[start of INPUT DATA]

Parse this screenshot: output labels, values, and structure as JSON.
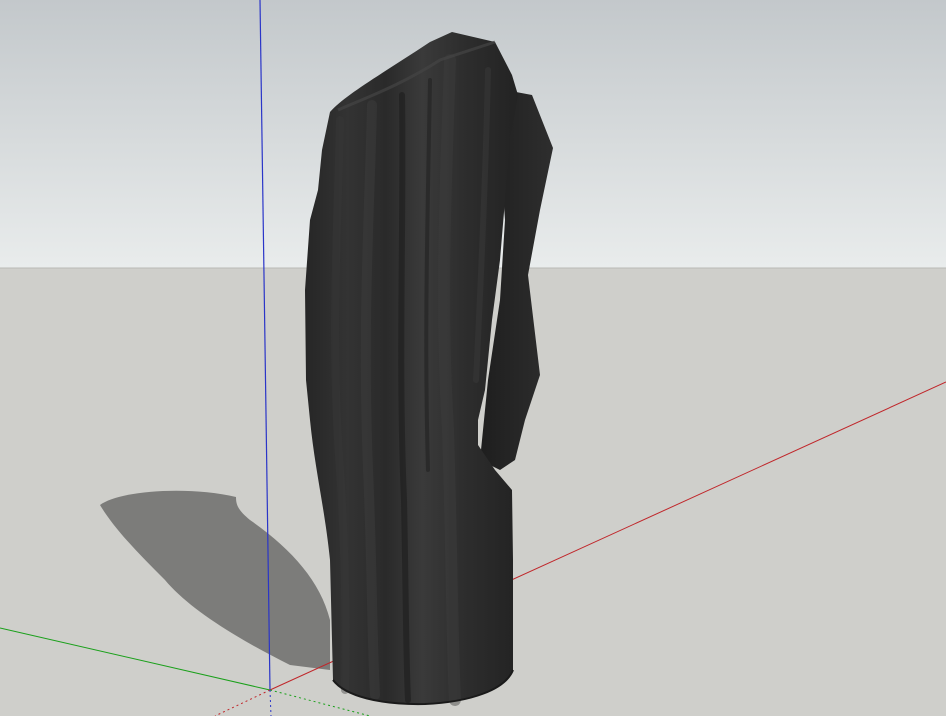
{
  "viewport": {
    "view_mode": "perspective",
    "sky_color_top": "#c3c8cb",
    "sky_color_horizon": "#e8ebec",
    "ground_color": "#cfcfcb",
    "axes": {
      "red_axis_color": "#c0262a",
      "green_axis_color": "#1aa01a",
      "blue_axis_color": "#2a35c8"
    },
    "model": {
      "name": "draped-column",
      "material_color": "#2f2f2f",
      "shadow_color": "#7c7c7a"
    }
  }
}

[end of INPUT DATA]

(YOUR GOAL): Give the material again exactly as it is, but keep the pictures out.

(RESPONSE):
Parse this screenshot: output labels, values, and structure as JSON.
{
  "viewport": {
    "view_mode": "perspective",
    "sky_color_top": "#c3c8cb",
    "sky_color_horizon": "#e8ebec",
    "ground_color": "#cfcfcb",
    "axes": {
      "red_axis_color": "#c0262a",
      "green_axis_color": "#1aa01a",
      "blue_axis_color": "#2a35c8"
    },
    "model": {
      "name": "draped-column",
      "material_color": "#2f2f2f",
      "shadow_color": "#7c7c7a"
    }
  }
}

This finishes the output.